**Data**
►
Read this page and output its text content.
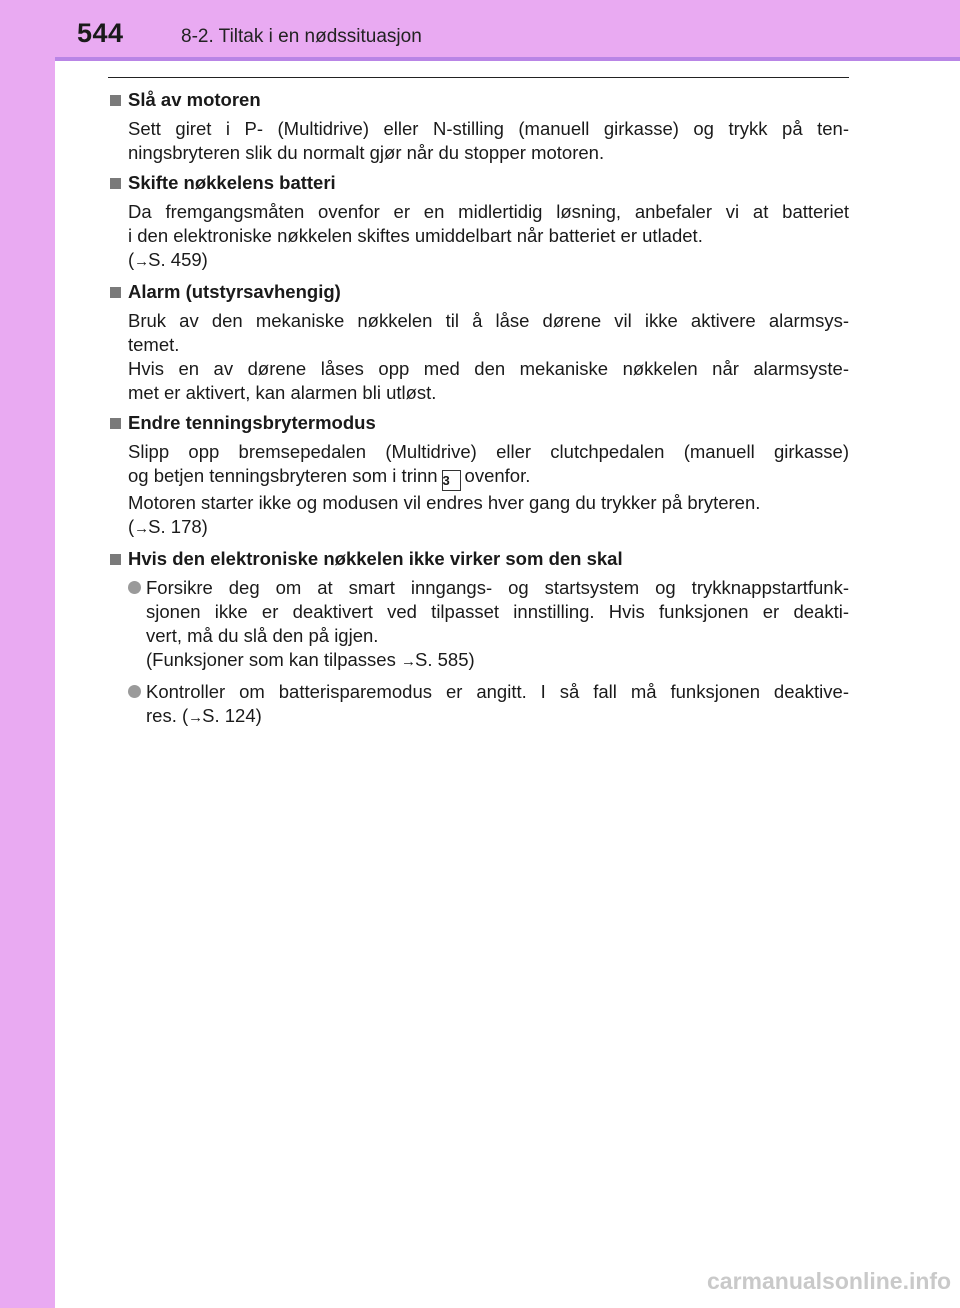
544	8-2. Tiltak i en nødssituasjon
Slå av motoren
Sett giret i P- (Multidrive) eller N-stilling (manuell girkasse) og trykk på ten-
ningsbryteren slik du normalt gjør når du stopper motoren.
Skifte nøkkelens batteri
Da fremgangsmåten ovenfor er en midlertidig løsning, anbefaler vi at batteriet
i den elektroniske nøkkelen skiftes umiddelbart når batteriet er utladet.
(→S. 459)
Alarm (utstyrsavhengig)
Bruk av den mekaniske nøkkelen til å låse dørene vil ikke aktivere alarmsys-
temet.
Hvis en av dørene låses opp med den mekaniske nøkkelen når alarmsyste-
met er aktivert, kan alarmen bli utløst.
Endre tenningsbrytermodus
Slipp opp bremsepedalen (Multidrive) eller clutchpedalen (manuell girkasse)
og betjen tenningsbryteren som i trinn 3 ovenfor.
Motoren starter ikke og modusen vil endres hver gang du trykker på bryteren.
(→S. 178)
Hvis den elektroniske nøkkelen ikke virker som den skal
Forsikre deg om at smart inngangs- og startsystem og trykknappstartfunk-
sjonen ikke er deaktivert ved tilpasset innstilling. Hvis funksjonen er deakti-
vert, må du slå den på igjen.
(Funksjoner som kan tilpasses →S. 585)
Kontroller om batterisparemodus er angitt. I så fall må funksjonen deaktive-
res. (→S. 124)
carmanualsonline.info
◄
**Description of the task**
Every line of the material is to be quoted exactly, with no pictures carried over.

**Expected answer**
Read this page and output its text content.
544	8-2. Tiltak i en nødssituasjon
Slå av motoren
Sett giret i P- (Multidrive) eller N-stilling (manuell girkasse) og trykk på ten-
ningsbryteren slik du normalt gjør når du stopper motoren.
Skifte nøkkelens batteri
Da fremgangsmåten ovenfor er en midlertidig løsning, anbefaler vi at batteriet
i den elektroniske nøkkelen skiftes umiddelbart når batteriet er utladet.
(→S. 459)
Alarm (utstyrsavhengig)
Bruk av den mekaniske nøkkelen til å låse dørene vil ikke aktivere alarmsys-
temet.
Hvis en av dørene låses opp med den mekaniske nøkkelen når alarmsyste-
met er aktivert, kan alarmen bli utløst.
Endre tenningsbrytermodus
Slipp opp bremsepedalen (Multidrive) eller clutchpedalen (manuell girkasse)
og betjen tenningsbryteren som i trinn 3 ovenfor.
Motoren starter ikke og modusen vil endres hver gang du trykker på bryteren.
(→S. 178)
Hvis den elektroniske nøkkelen ikke virker som den skal
Forsikre deg om at smart inngangs- og startsystem og trykknappstartfunk-
sjonen ikke er deaktivert ved tilpasset innstilling. Hvis funksjonen er deakti-
vert, må du slå den på igjen.
(Funksjoner som kan tilpasses →S. 585)
Kontroller om batterisparemodus er angitt. I så fall må funksjonen deaktive-
res. (→S. 124)
carmanualsonline.info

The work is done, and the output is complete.